▶ [Information provided]
[start]
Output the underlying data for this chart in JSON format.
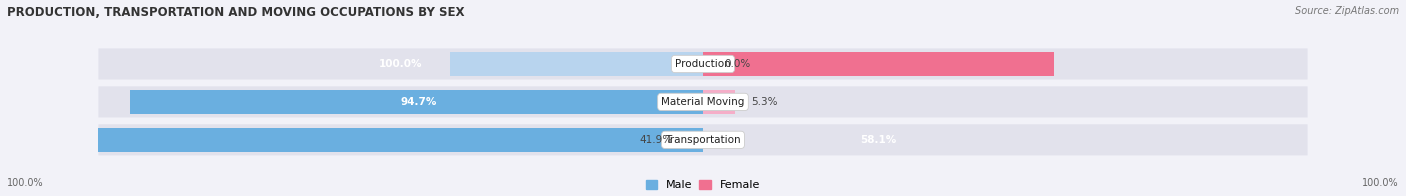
{
  "title": "PRODUCTION, TRANSPORTATION AND MOVING OCCUPATIONS BY SEX",
  "source": "Source: ZipAtlas.com",
  "categories": [
    "Transportation",
    "Material Moving",
    "Production"
  ],
  "male_pct": [
    100.0,
    94.7,
    41.9
  ],
  "female_pct": [
    0.0,
    5.3,
    58.1
  ],
  "male_color_strong": "#6aafe0",
  "male_color_light": "#b8d4ee",
  "female_color_strong": "#f07090",
  "female_color_light": "#f5aec8",
  "background_color": "#f2f2f8",
  "bar_bg_color": "#e2e2ec",
  "figsize": [
    14.06,
    1.96
  ],
  "dpi": 100,
  "left_axis_label": "100.0%",
  "right_axis_label": "100.0%",
  "male_label_pct": [
    "100.0%",
    "94.7%",
    "41.9%"
  ],
  "female_label_pct": [
    "0.0%",
    "5.3%",
    "58.1%"
  ],
  "male_label_inside": [
    true,
    true,
    false
  ],
  "female_label_inside": [
    false,
    false,
    true
  ]
}
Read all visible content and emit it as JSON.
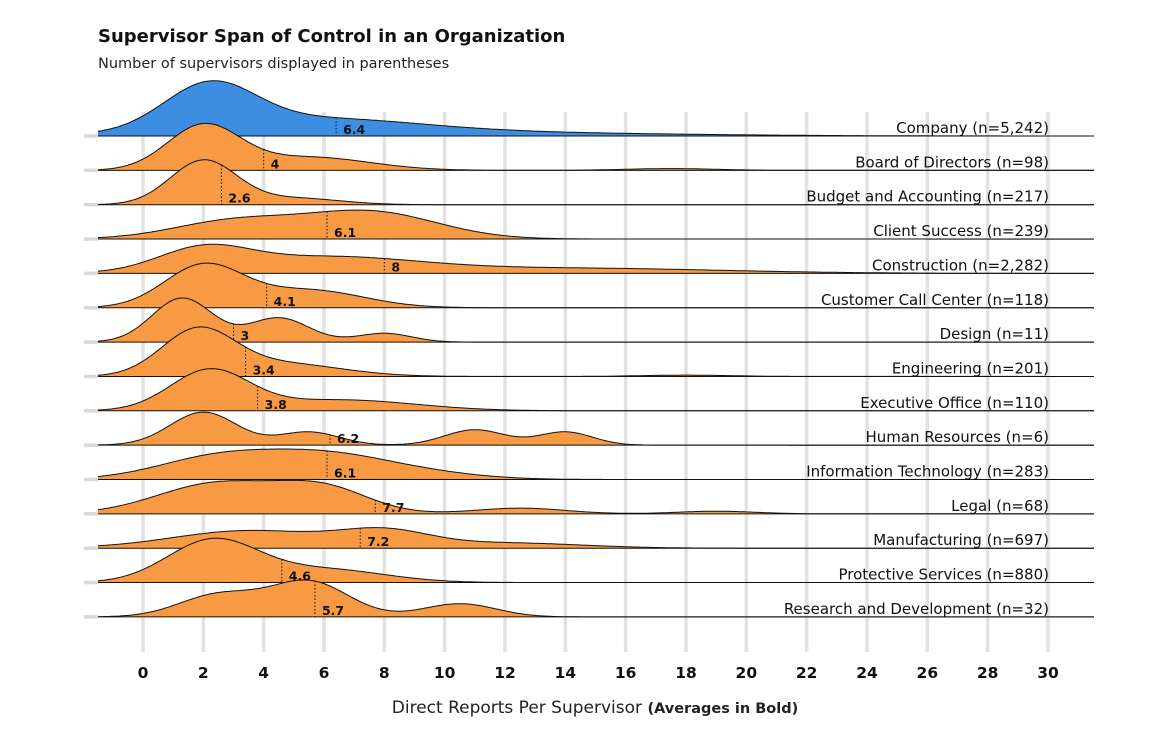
{
  "chart_data": {
    "type": "ridgeline",
    "title": "Supervisor Span of Control in an Organization",
    "subtitle": "Number of supervisors displayed in parentheses",
    "xlabel": "Direct Reports Per Supervisor",
    "xlabel_note": "(Averages in Bold)",
    "xlim": [
      0,
      30
    ],
    "x_ticks": [
      "0",
      "2",
      "4",
      "6",
      "8",
      "10",
      "12",
      "14",
      "16",
      "18",
      "20",
      "22",
      "24",
      "26",
      "28",
      "30"
    ],
    "grid": "vertical",
    "colors": {
      "company": "#3d8ee0",
      "department": "#f79a43",
      "outline": "#111111",
      "grid": "#e2e2e2"
    },
    "series": [
      {
        "name": "Company (n=5,242)",
        "mean": 6.4,
        "mean_label": "6.4",
        "highlight": true,
        "peaks": [
          [
            2.2,
            1.0,
            1.5
          ],
          [
            5.5,
            0.35,
            3.5
          ],
          [
            11,
            0.08,
            6
          ]
        ]
      },
      {
        "name": "Board of Directors (n=98)",
        "mean": 4,
        "mean_label": "4",
        "highlight": false,
        "peaks": [
          [
            2,
            1.0,
            1.2
          ],
          [
            5.5,
            0.3,
            2
          ],
          [
            17.5,
            0.04,
            1.5
          ]
        ]
      },
      {
        "name": "Budget and Accounting (n=217)",
        "mean": 2.6,
        "mean_label": "2.6",
        "highlight": false,
        "peaks": [
          [
            2,
            1.0,
            1.1
          ],
          [
            5,
            0.15,
            1.5
          ]
        ]
      },
      {
        "name": "Client Success (n=239)",
        "mean": 6.1,
        "mean_label": "6.1",
        "highlight": false,
        "peaks": [
          [
            3,
            0.4,
            2
          ],
          [
            7.5,
            0.62,
            2.2
          ]
        ]
      },
      {
        "name": "Construction (n=2,282)",
        "mean": 8,
        "mean_label": "8",
        "highlight": false,
        "peaks": [
          [
            2,
            0.5,
            1.5
          ],
          [
            6,
            0.35,
            3
          ],
          [
            14,
            0.12,
            5
          ]
        ]
      },
      {
        "name": "Customer Call Center (n=118)",
        "mean": 4.1,
        "mean_label": "4.1",
        "highlight": false,
        "peaks": [
          [
            2,
            0.95,
            1.3
          ],
          [
            5.5,
            0.4,
            1.8
          ]
        ]
      },
      {
        "name": "Design (n=11)",
        "mean": 3,
        "mean_label": "3",
        "highlight": false,
        "peaks": [
          [
            1.3,
            1.0,
            1.0
          ],
          [
            4.5,
            0.55,
            1.0
          ],
          [
            8,
            0.2,
            0.9
          ]
        ]
      },
      {
        "name": "Engineering (n=201)",
        "mean": 3.4,
        "mean_label": "3.4",
        "highlight": false,
        "peaks": [
          [
            1.8,
            1.0,
            1.2
          ],
          [
            4.5,
            0.3,
            2
          ],
          [
            18,
            0.03,
            1.5
          ]
        ]
      },
      {
        "name": "Executive Office (n=110)",
        "mean": 3.8,
        "mean_label": "3.8",
        "highlight": false,
        "peaks": [
          [
            2.2,
            0.9,
            1.3
          ],
          [
            6.5,
            0.25,
            2.5
          ]
        ]
      },
      {
        "name": "Human Resources (n=6)",
        "mean": 6.2,
        "mean_label": "6.2",
        "highlight": false,
        "peaks": [
          [
            2,
            0.75,
            1.1
          ],
          [
            5.5,
            0.3,
            1
          ],
          [
            11,
            0.35,
            1
          ],
          [
            14,
            0.3,
            0.9
          ]
        ]
      },
      {
        "name": "Information Technology (n=283)",
        "mean": 6.1,
        "mean_label": "6.1",
        "highlight": false,
        "peaks": [
          [
            2.5,
            0.5,
            2.0
          ],
          [
            6,
            0.5,
            2.0
          ],
          [
            9,
            0.15,
            2
          ]
        ]
      },
      {
        "name": "Legal (n=68)",
        "mean": 7.7,
        "mean_label": "7.7",
        "highlight": false,
        "peaks": [
          [
            2.5,
            0.7,
            2.0
          ],
          [
            6,
            0.55,
            1.5
          ],
          [
            12.5,
            0.13,
            1.5
          ],
          [
            19,
            0.06,
            1.3
          ]
        ]
      },
      {
        "name": "Manufacturing (n=697)",
        "mean": 7.2,
        "mean_label": "7.2",
        "highlight": false,
        "peaks": [
          [
            3.5,
            0.4,
            2.5
          ],
          [
            8,
            0.35,
            1.5
          ],
          [
            12,
            0.12,
            2.5
          ]
        ]
      },
      {
        "name": "Protective Services (n=880)",
        "mean": 4.6,
        "mean_label": "4.6",
        "highlight": false,
        "peaks": [
          [
            2.3,
            0.95,
            1.5
          ],
          [
            6,
            0.3,
            2
          ]
        ]
      },
      {
        "name": "Research and Development (n=32)",
        "mean": 5.7,
        "mean_label": "5.7",
        "highlight": false,
        "peaks": [
          [
            2.5,
            0.5,
            1.3
          ],
          [
            5.5,
            0.8,
            1.3
          ],
          [
            10.5,
            0.3,
            1.2
          ]
        ]
      }
    ]
  }
}
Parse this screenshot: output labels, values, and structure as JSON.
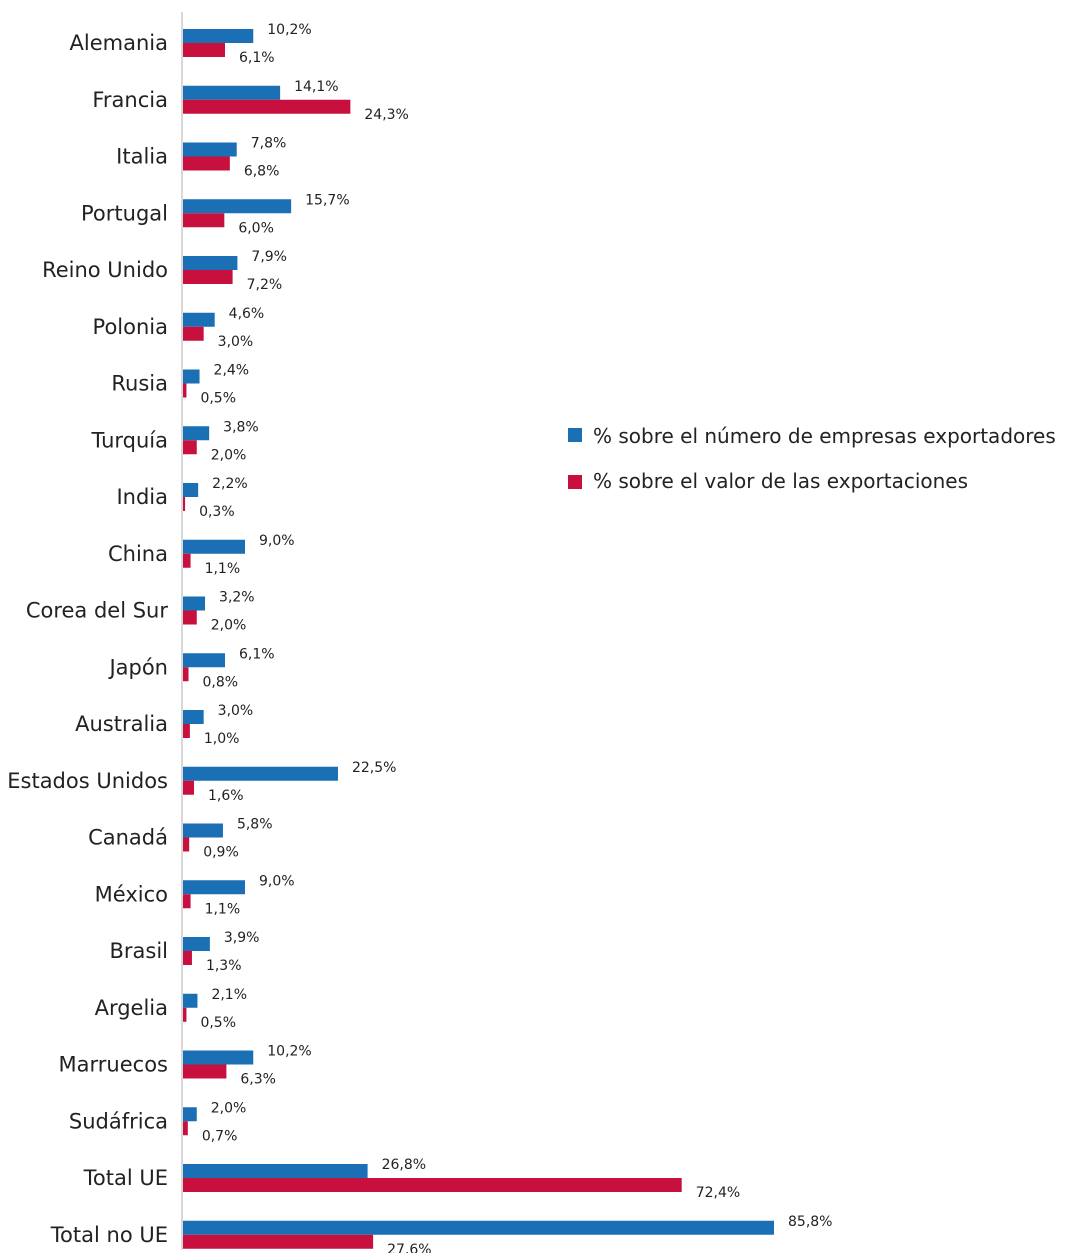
{
  "chart_data": {
    "type": "bar",
    "orientation": "horizontal",
    "title": "",
    "xlabel": "",
    "ylabel": "",
    "xlim": [
      0,
      85.8
    ],
    "grid": false,
    "legend_position": "right",
    "categories": [
      "Alemania",
      "Francia",
      "Italia",
      "Portugal",
      "Reino Unido",
      "Polonia",
      "Rusia",
      "Turquía",
      "India",
      "China",
      "Corea del Sur",
      "Japón",
      "Australia",
      "Estados Unidos",
      "Canadá",
      "México",
      "Brasil",
      "Argelia",
      "Marruecos",
      "Sudáfrica",
      "Total UE",
      "Total no UE"
    ],
    "series": [
      {
        "name": "% sobre el número de empresas exportadores",
        "color": "#1a6fb5",
        "values": [
          10.2,
          14.1,
          7.8,
          15.7,
          7.9,
          4.6,
          2.4,
          3.8,
          2.2,
          9.0,
          3.2,
          6.1,
          3.0,
          22.5,
          5.8,
          9.0,
          3.9,
          2.1,
          10.2,
          2.0,
          26.8,
          85.8
        ],
        "labels": [
          "10,2%",
          "14,1%",
          "7,8%",
          "15,7%",
          "7,9%",
          "4,6%",
          "2,4%",
          "3,8%",
          "2,2%",
          "9,0%",
          "3,2%",
          "6,1%",
          "3,0%",
          "22,5%",
          "5,8%",
          "9,0%",
          "3,9%",
          "2,1%",
          "10,2%",
          "2,0%",
          "26,8%",
          "85,8%"
        ]
      },
      {
        "name": "% sobre el valor de las exportaciones",
        "color": "#c8103e",
        "values": [
          6.1,
          24.3,
          6.8,
          6.0,
          7.2,
          3.0,
          0.5,
          2.0,
          0.3,
          1.1,
          2.0,
          0.8,
          1.0,
          1.6,
          0.9,
          1.1,
          1.3,
          0.5,
          6.3,
          0.7,
          72.4,
          27.6
        ],
        "labels": [
          "6,1%",
          "24,3%",
          "6,8%",
          "6,0%",
          "7,2%",
          "3,0%",
          "0,5%",
          "2,0%",
          "0,3%",
          "1,1%",
          "2,0%",
          "0,8%",
          "1,0%",
          "1,6%",
          "0,9%",
          "1,1%",
          "1,3%",
          "0,5%",
          "6,3%",
          "0,7%",
          "72,4%",
          "27,6%"
        ]
      }
    ]
  }
}
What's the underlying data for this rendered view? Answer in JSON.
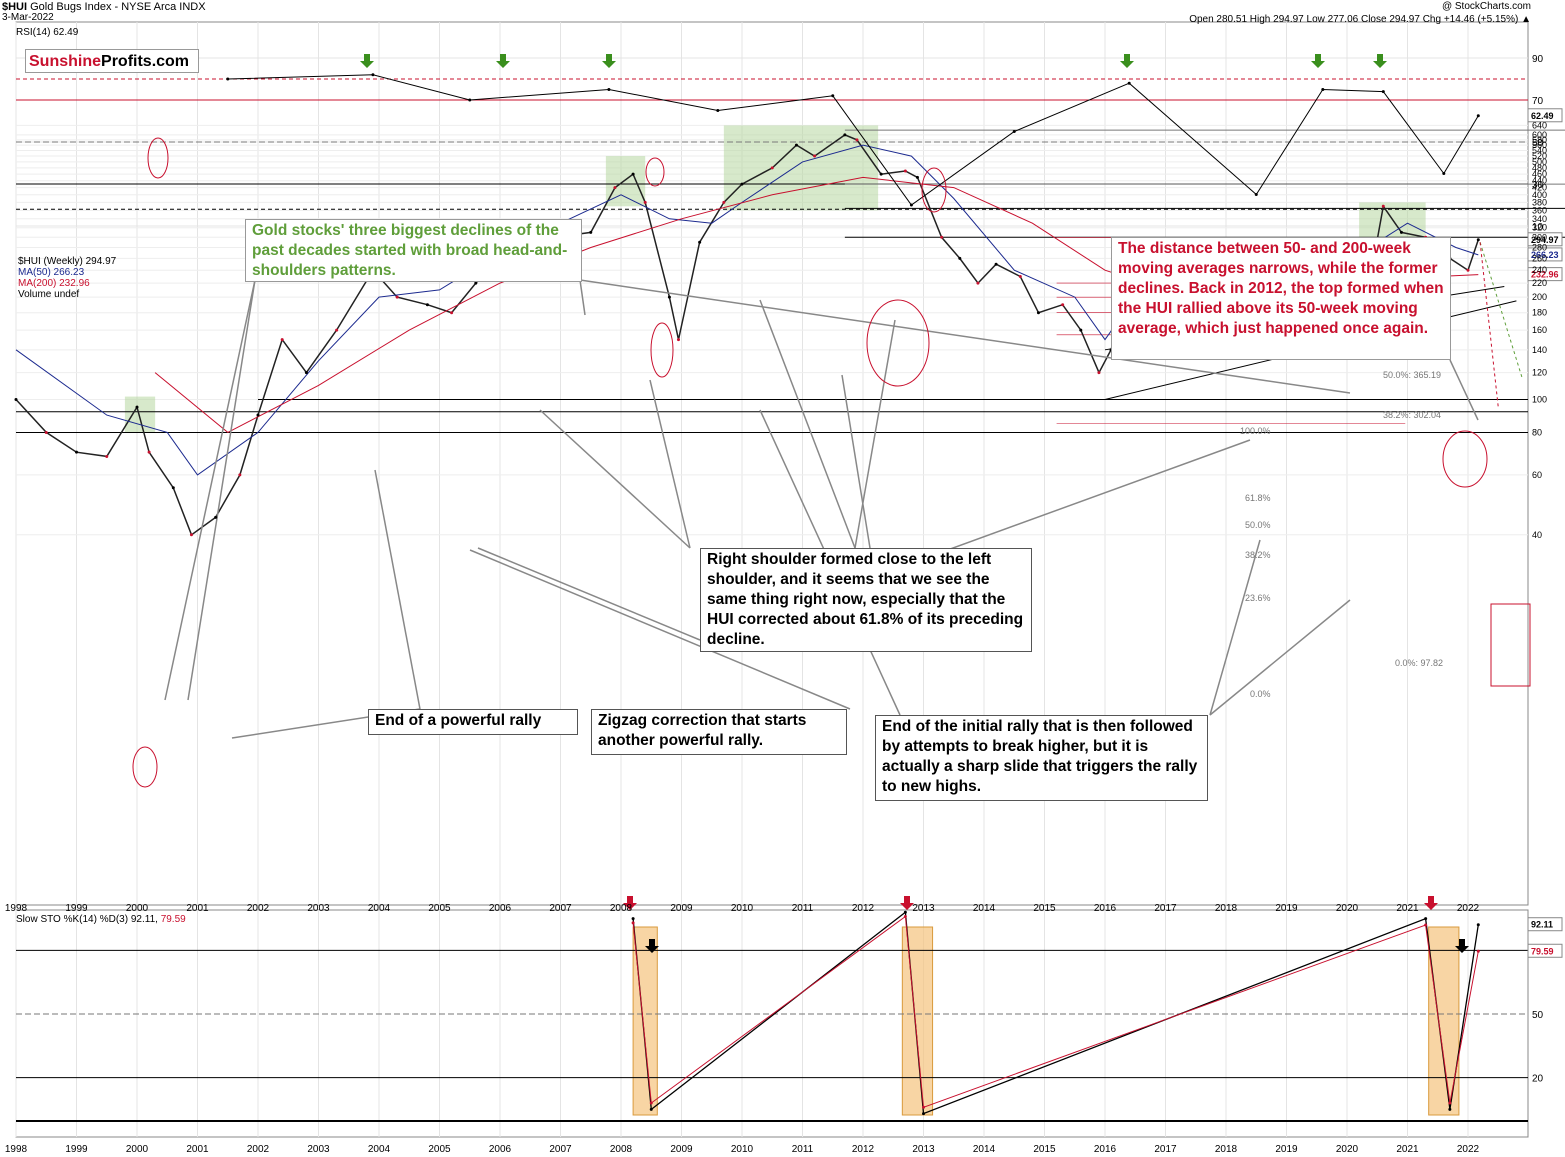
{
  "header": {
    "symbol": "$HUI",
    "name": "Gold Bugs Index - NYSE Arca INDX",
    "date": "3-Mar-2022",
    "ohlc": "Open 280.51  High 294.97  Low 277.06  Close 294.97  Chg +14.46 (+5.15%) ▲",
    "credit": "@ StockCharts.com"
  },
  "logo": {
    "part1": "Sunshine",
    "part2": "Profits.com"
  },
  "colors": {
    "price_up": "#000000",
    "price_down": "#c8102e",
    "ma50": "#1c2a8f",
    "ma200": "#c8102e",
    "hs_zone": "#b6d7a0",
    "sto_zone": "#f5c37d",
    "arrow_green": "#3a8f1d",
    "arrow_red": "#c8102e"
  },
  "rsi_panel": {
    "label": "RSI(14) 62.49",
    "current": 62.49,
    "levels": [
      90,
      80,
      70,
      50,
      30,
      10
    ],
    "tick_labels": [
      "90",
      "70",
      "50",
      "30",
      "10"
    ],
    "value_tag": "62.49"
  },
  "price_panel": {
    "legend": [
      "$HUI (Weekly) 294.97",
      "MA(50) 266.23",
      "MA(200) 232.96",
      "Volume undef"
    ],
    "tick_labels": [
      "640",
      "600",
      "580",
      "560",
      "540",
      "520",
      "500",
      "480",
      "460",
      "440",
      "420",
      "400",
      "380",
      "360",
      "340",
      "320",
      "300",
      "280",
      "260",
      "240",
      "220",
      "200",
      "180",
      "160",
      "140",
      "120",
      "100",
      "80",
      "60",
      "40"
    ],
    "value_tags": [
      "294.97",
      "266.23",
      "232.96"
    ],
    "fib_labels": [
      "50.0%: 365.19",
      "38.2%: 302.04",
      "0.0%: 97.82",
      "100.0%",
      "61.8%",
      "50.0%",
      "38.2%",
      "23.6%",
      "0.0%"
    ]
  },
  "sto_panel": {
    "label_prefix": "Slow STO %K(14) %D(3) 92.11,",
    "label_value": "79.59",
    "tick_labels": [
      "50",
      "20"
    ],
    "value_tags": [
      "92.11",
      "79.59"
    ]
  },
  "x_axis": {
    "years": [
      "1998",
      "1999",
      "2000",
      "2001",
      "2002",
      "2003",
      "2004",
      "2005",
      "2006",
      "2007",
      "2008",
      "2009",
      "2010",
      "2011",
      "2012",
      "2013",
      "2014",
      "2015",
      "2016",
      "2017",
      "2018",
      "2019",
      "2020",
      "2021",
      "2022"
    ]
  },
  "annotations": {
    "hs": "Gold stocks' three biggest declines of the past decades started with broad head-and-shoulders patterns.",
    "ma": "The distance between 50- and 200-week moving averages narrows, while the former declines. Back in 2012, the top formed when the HUI rallied above its 50-week moving average, which just happened once again.",
    "shoulder": "Right shoulder formed close to the left shoulder, and it seems that we see the same thing right now, especially that the HUI corrected about 61.8% of its preceding decline.",
    "rally_end": "End of a powerful rally",
    "zigzag": "Zigzag correction that starts another powerful rally.",
    "initial": "End of the initial rally that is then followed by attempts to break higher, but it is actually a sharp slide that triggers the rally to new highs."
  },
  "chart_data": [
    {
      "type": "line",
      "title": "$HUI Gold Bugs Index - NYSE Arca INDX (Weekly)",
      "ylabel": "",
      "y_scale": "log",
      "ylim": [
        35,
        660
      ],
      "series": [
        {
          "name": "$HUI (Weekly)",
          "x": [
            1998.0,
            1998.5,
            1999.0,
            1999.5,
            2000.0,
            2000.2,
            2000.6,
            2000.9,
            2001.3,
            2001.7,
            2002.0,
            2002.4,
            2002.8,
            2003.3,
            2003.9,
            2004.3,
            2004.8,
            2005.2,
            2005.6,
            2005.9,
            2006.4,
            2006.9,
            2007.5,
            2007.9,
            2008.2,
            2008.4,
            2008.8,
            2008.95,
            2009.3,
            2009.7,
            2010.0,
            2010.5,
            2010.9,
            2011.2,
            2011.7,
            2011.9,
            2012.3,
            2012.7,
            2012.9,
            2013.3,
            2013.6,
            2013.9,
            2014.2,
            2014.6,
            2014.9,
            2015.3,
            2015.6,
            2015.9,
            2016.1,
            2016.6,
            2016.9,
            2017.3,
            2017.9,
            2018.4,
            2018.7,
            2019.1,
            2019.6,
            2019.9,
            2020.2,
            2020.6,
            2020.9,
            2021.3,
            2021.7,
            2022.0,
            2022.17
          ],
          "values": [
            100,
            80,
            70,
            68,
            95,
            70,
            55,
            40,
            45,
            60,
            90,
            150,
            120,
            160,
            240,
            200,
            190,
            180,
            220,
            250,
            310,
            300,
            310,
            420,
            460,
            380,
            200,
            150,
            290,
            380,
            430,
            480,
            560,
            520,
            600,
            580,
            460,
            470,
            450,
            300,
            260,
            220,
            250,
            230,
            180,
            190,
            160,
            120,
            140,
            280,
            180,
            200,
            200,
            170,
            140,
            170,
            220,
            260,
            150,
            370,
            310,
            300,
            260,
            240,
            294.97
          ]
        },
        {
          "name": "MA(50)",
          "x": [
            1998.0,
            1999.5,
            2000.5,
            2001.0,
            2002.0,
            2003.0,
            2004.0,
            2005.0,
            2006.0,
            2007.0,
            2008.0,
            2008.8,
            2009.5,
            2010.0,
            2011.0,
            2012.0,
            2012.8,
            2013.5,
            2014.5,
            2015.5,
            2016.0,
            2016.5,
            2017.5,
            2018.5,
            2019.0,
            2019.8,
            2020.5,
            2021.0,
            2021.8,
            2022.17
          ],
          "values": [
            140,
            90,
            80,
            60,
            80,
            130,
            200,
            210,
            270,
            330,
            400,
            340,
            330,
            380,
            500,
            560,
            520,
            390,
            240,
            200,
            150,
            200,
            230,
            190,
            170,
            200,
            290,
            330,
            280,
            266.23
          ]
        },
        {
          "name": "MA(200)",
          "x": [
            2000.3,
            2001.5,
            2003.0,
            2004.5,
            2006.0,
            2007.5,
            2009.0,
            2010.5,
            2012.0,
            2013.5,
            2014.8,
            2016.0,
            2017.0,
            2018.5,
            2019.5,
            2020.5,
            2021.5,
            2022.17
          ],
          "values": [
            120,
            80,
            110,
            160,
            220,
            280,
            340,
            400,
            450,
            420,
            330,
            240,
            210,
            190,
            190,
            210,
            230,
            232.96
          ]
        }
      ]
    },
    {
      "type": "line",
      "title": "RSI(14)",
      "ylim": [
        10,
        90
      ],
      "series": [
        {
          "name": "RSI(14)",
          "x": [
            2001.5,
            2003.9,
            2005.5,
            2007.8,
            2009.6,
            2011.5,
            2012.8,
            2014.5,
            2016.4,
            2018.5,
            2019.6,
            2020.6,
            2021.6,
            2022.17
          ],
          "values": [
            80,
            82,
            70,
            75,
            65,
            72,
            20,
            55,
            78,
            25,
            75,
            74,
            35,
            62.49
          ]
        }
      ]
    },
    {
      "type": "line",
      "title": "Slow STO %K(14) %D(3)",
      "ylim": [
        0,
        100
      ],
      "series": [
        {
          "name": "%K(14)",
          "x": [
            2008.2,
            2008.5,
            2012.7,
            2013.0,
            2021.3,
            2021.7,
            2022.17
          ],
          "values": [
            95,
            5,
            98,
            3,
            95,
            5,
            92.11
          ]
        },
        {
          "name": "%D(3)",
          "x": [
            2008.2,
            2008.5,
            2012.7,
            2013.0,
            2021.3,
            2021.7,
            2022.17
          ],
          "values": [
            93,
            8,
            96,
            6,
            92,
            8,
            79.59
          ]
        }
      ]
    }
  ]
}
[end]
▶ [Description of the task]
Extract every line that has the string "powerful" in it.

▶ [Solution below]
    "rally_end": "End of a powerful rally",
    "zigzag": "Zigzag correction that starts another powerful rally.",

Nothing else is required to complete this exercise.